What follows is a set of entries. Give them again exactly, without the pictures.

--- BEGIN RECORDED INFORMATION ---

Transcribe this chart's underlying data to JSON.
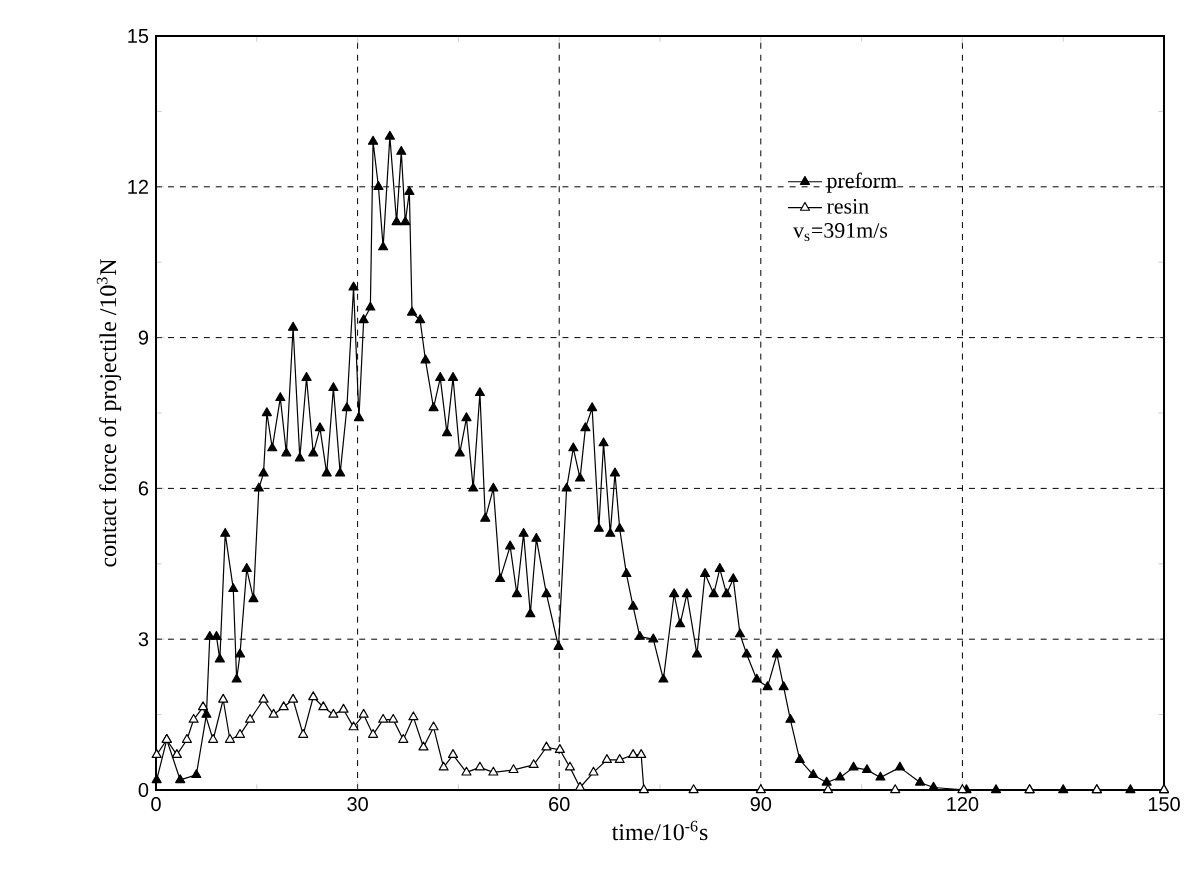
{
  "chart_data": {
    "type": "line",
    "xlabel": "time/10$^{-6}$s",
    "ylabel": "contact force of projectile /10$^{3}$N",
    "xlim": [
      0,
      150
    ],
    "ylim": [
      0,
      15
    ],
    "xticks": [
      0,
      30,
      60,
      90,
      120,
      150
    ],
    "yticks": [
      0,
      3,
      6,
      9,
      12,
      15
    ],
    "grid": true,
    "legend": "top right",
    "marker": "triangle",
    "line_style": "solid",
    "annotations": [
      "v$_{s}$=391m/s"
    ],
    "series": [
      {
        "name": "preform",
        "color": "#000000",
        "x": [
          0.1,
          1.6,
          3.6,
          6,
          7.5,
          8,
          9,
          9.5,
          10.3,
          11.5,
          12,
          12.5,
          13.5,
          14.5,
          15.3,
          16,
          16.5,
          17.3,
          18.5,
          19.4,
          20.4,
          21.4,
          22.4,
          23.4,
          24.4,
          25.4,
          26.4,
          27.4,
          28.4,
          29.4,
          30.2,
          30.9,
          31.9,
          32.3,
          33.1,
          33.8,
          34.8,
          35.8,
          36.5,
          37.1,
          37.7,
          38.1,
          39.3,
          40.1,
          41.3,
          42.3,
          43.3,
          44.2,
          45.2,
          46.2,
          47.2,
          48.2,
          49,
          50.2,
          51.2,
          52.7,
          53.7,
          54.7,
          55.7,
          56.6,
          58.1,
          59.9,
          61.1,
          62.1,
          63.1,
          63.9,
          64.9,
          65.9,
          66.6,
          67.6,
          68.3,
          69,
          70,
          71,
          72,
          74,
          75.5,
          77.1,
          78,
          79,
          80.5,
          81.7,
          83,
          83.9,
          84.9,
          85.9,
          86.9,
          87.9,
          89.4,
          91,
          92.4,
          93.4,
          94.4,
          95.8,
          97.8,
          99.8,
          101.8,
          103.8,
          105.8,
          107.8,
          110.7,
          113.7,
          115.7,
          120.6,
          125,
          130,
          135,
          140,
          145,
          150
        ],
        "values": [
          0.2,
          1,
          0.2,
          0.3,
          1.5,
          3.05,
          3.05,
          2.6,
          5.1,
          4,
          2.2,
          2.7,
          4.4,
          3.8,
          6,
          6.3,
          7.5,
          6.8,
          7.8,
          6.7,
          9.2,
          6.6,
          8.2,
          6.7,
          7.2,
          6.3,
          8,
          6.3,
          7.6,
          10,
          7.4,
          9.35,
          9.6,
          12.9,
          12,
          10.8,
          13,
          11.3,
          12.7,
          11.3,
          11.9,
          9.5,
          9.35,
          8.55,
          7.6,
          8.2,
          7.1,
          8.2,
          6.7,
          7.4,
          6,
          7.9,
          5.4,
          6,
          4.2,
          4.85,
          3.9,
          5.1,
          3.5,
          5,
          3.9,
          2.85,
          6,
          6.8,
          6.2,
          7.2,
          7.6,
          5.2,
          6.9,
          5.1,
          6.3,
          5.2,
          4.3,
          3.65,
          3.05,
          3,
          2.2,
          3.9,
          3.3,
          3.9,
          2.7,
          4.3,
          3.9,
          4.4,
          3.9,
          4.2,
          3.1,
          2.7,
          2.2,
          2.05,
          2.7,
          2.05,
          1.4,
          0.6,
          0.3,
          0.15,
          0.25,
          0.45,
          0.4,
          0.25,
          0.45,
          0.15,
          0.05,
          0,
          0,
          0,
          0,
          0,
          0,
          0
        ]
      },
      {
        "name": "resin",
        "color": "#000000",
        "x": [
          0.1,
          1.6,
          3.1,
          4.6,
          5.6,
          7,
          8.5,
          10,
          11,
          12.5,
          14,
          16,
          17.5,
          19,
          20.4,
          21.9,
          23.4,
          24.9,
          26.4,
          27.9,
          29.4,
          30.9,
          32.3,
          33.8,
          35.3,
          36.8,
          38.3,
          39.8,
          41.3,
          42.8,
          44.2,
          46.2,
          48.2,
          50.2,
          53.2,
          56.2,
          58.1,
          60.1,
          61.6,
          63.1,
          65.1,
          67.1,
          69,
          71,
          72.2,
          72.6,
          80,
          90,
          100,
          110,
          120,
          130,
          140,
          150
        ],
        "values": [
          0.7,
          1,
          0.7,
          1,
          1.4,
          1.65,
          1,
          1.8,
          1,
          1.1,
          1.4,
          1.8,
          1.5,
          1.65,
          1.8,
          1.1,
          1.85,
          1.65,
          1.5,
          1.6,
          1.25,
          1.5,
          1.1,
          1.4,
          1.4,
          1,
          1.45,
          0.85,
          1.25,
          0.45,
          0.7,
          0.35,
          0.45,
          0.35,
          0.4,
          0.5,
          0.85,
          0.8,
          0.45,
          0.05,
          0.35,
          0.6,
          0.6,
          0.7,
          0.7,
          0,
          0,
          0,
          0,
          0,
          0,
          0,
          0,
          0
        ]
      }
    ]
  }
}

--- END RECORDED INFORMATION ---

### ANSWER TO THE TASK:
Transcribe this chart's underlying data to JSON.
{
  "chart_data": {
    "type": "line",
    "xlabel": "time/10$^{-6}$s",
    "ylabel": "contact force of projectile /10$^{3}$N",
    "xlim": [
      0,
      150
    ],
    "ylim": [
      0,
      15
    ],
    "xticks": [
      0,
      30,
      60,
      90,
      120,
      150
    ],
    "yticks": [
      0,
      3,
      6,
      9,
      12,
      15
    ],
    "grid": true,
    "legend": "top right",
    "marker": "triangle",
    "line_style": "solid",
    "annotations": [
      "v$_{s}$=391m/s"
    ],
    "series": [
      {
        "name": "preform",
        "color": "#000000",
        "x": [
          0.1,
          1.6,
          3.6,
          6,
          7.5,
          8,
          9,
          9.5,
          10.3,
          11.5,
          12,
          12.5,
          13.5,
          14.5,
          15.3,
          16,
          16.5,
          17.3,
          18.5,
          19.4,
          20.4,
          21.4,
          22.4,
          23.4,
          24.4,
          25.4,
          26.4,
          27.4,
          28.4,
          29.4,
          30.2,
          30.9,
          31.9,
          32.3,
          33.1,
          33.8,
          34.8,
          35.8,
          36.5,
          37.1,
          37.7,
          38.1,
          39.3,
          40.1,
          41.3,
          42.3,
          43.3,
          44.2,
          45.2,
          46.2,
          47.2,
          48.2,
          49,
          50.2,
          51.2,
          52.7,
          53.7,
          54.7,
          55.7,
          56.6,
          58.1,
          59.9,
          61.1,
          62.1,
          63.1,
          63.9,
          64.9,
          65.9,
          66.6,
          67.6,
          68.3,
          69,
          70,
          71,
          72,
          74,
          75.5,
          77.1,
          78,
          79,
          80.5,
          81.7,
          83,
          83.9,
          84.9,
          85.9,
          86.9,
          87.9,
          89.4,
          91,
          92.4,
          93.4,
          94.4,
          95.8,
          97.8,
          99.8,
          101.8,
          103.8,
          105.8,
          107.8,
          110.7,
          113.7,
          115.7,
          120.6,
          125,
          130,
          135,
          140,
          145,
          150
        ],
        "values": [
          0.2,
          1,
          0.2,
          0.3,
          1.5,
          3.05,
          3.05,
          2.6,
          5.1,
          4,
          2.2,
          2.7,
          4.4,
          3.8,
          6,
          6.3,
          7.5,
          6.8,
          7.8,
          6.7,
          9.2,
          6.6,
          8.2,
          6.7,
          7.2,
          6.3,
          8,
          6.3,
          7.6,
          10,
          7.4,
          9.35,
          9.6,
          12.9,
          12,
          10.8,
          13,
          11.3,
          12.7,
          11.3,
          11.9,
          9.5,
          9.35,
          8.55,
          7.6,
          8.2,
          7.1,
          8.2,
          6.7,
          7.4,
          6,
          7.9,
          5.4,
          6,
          4.2,
          4.85,
          3.9,
          5.1,
          3.5,
          5,
          3.9,
          2.85,
          6,
          6.8,
          6.2,
          7.2,
          7.6,
          5.2,
          6.9,
          5.1,
          6.3,
          5.2,
          4.3,
          3.65,
          3.05,
          3,
          2.2,
          3.9,
          3.3,
          3.9,
          2.7,
          4.3,
          3.9,
          4.4,
          3.9,
          4.2,
          3.1,
          2.7,
          2.2,
          2.05,
          2.7,
          2.05,
          1.4,
          0.6,
          0.3,
          0.15,
          0.25,
          0.45,
          0.4,
          0.25,
          0.45,
          0.15,
          0.05,
          0,
          0,
          0,
          0,
          0,
          0,
          0
        ]
      },
      {
        "name": "resin",
        "color": "#000000",
        "x": [
          0.1,
          1.6,
          3.1,
          4.6,
          5.6,
          7,
          8.5,
          10,
          11,
          12.5,
          14,
          16,
          17.5,
          19,
          20.4,
          21.9,
          23.4,
          24.9,
          26.4,
          27.9,
          29.4,
          30.9,
          32.3,
          33.8,
          35.3,
          36.8,
          38.3,
          39.8,
          41.3,
          42.8,
          44.2,
          46.2,
          48.2,
          50.2,
          53.2,
          56.2,
          58.1,
          60.1,
          61.6,
          63.1,
          65.1,
          67.1,
          69,
          71,
          72.2,
          72.6,
          80,
          90,
          100,
          110,
          120,
          130,
          140,
          150
        ],
        "values": [
          0.7,
          1,
          0.7,
          1,
          1.4,
          1.65,
          1,
          1.8,
          1,
          1.1,
          1.4,
          1.8,
          1.5,
          1.65,
          1.8,
          1.1,
          1.85,
          1.65,
          1.5,
          1.6,
          1.25,
          1.5,
          1.1,
          1.4,
          1.4,
          1,
          1.45,
          0.85,
          1.25,
          0.45,
          0.7,
          0.35,
          0.45,
          0.35,
          0.4,
          0.5,
          0.85,
          0.8,
          0.45,
          0.05,
          0.35,
          0.6,
          0.6,
          0.7,
          0.7,
          0,
          0,
          0,
          0,
          0,
          0,
          0,
          0,
          0
        ]
      }
    ]
  }
}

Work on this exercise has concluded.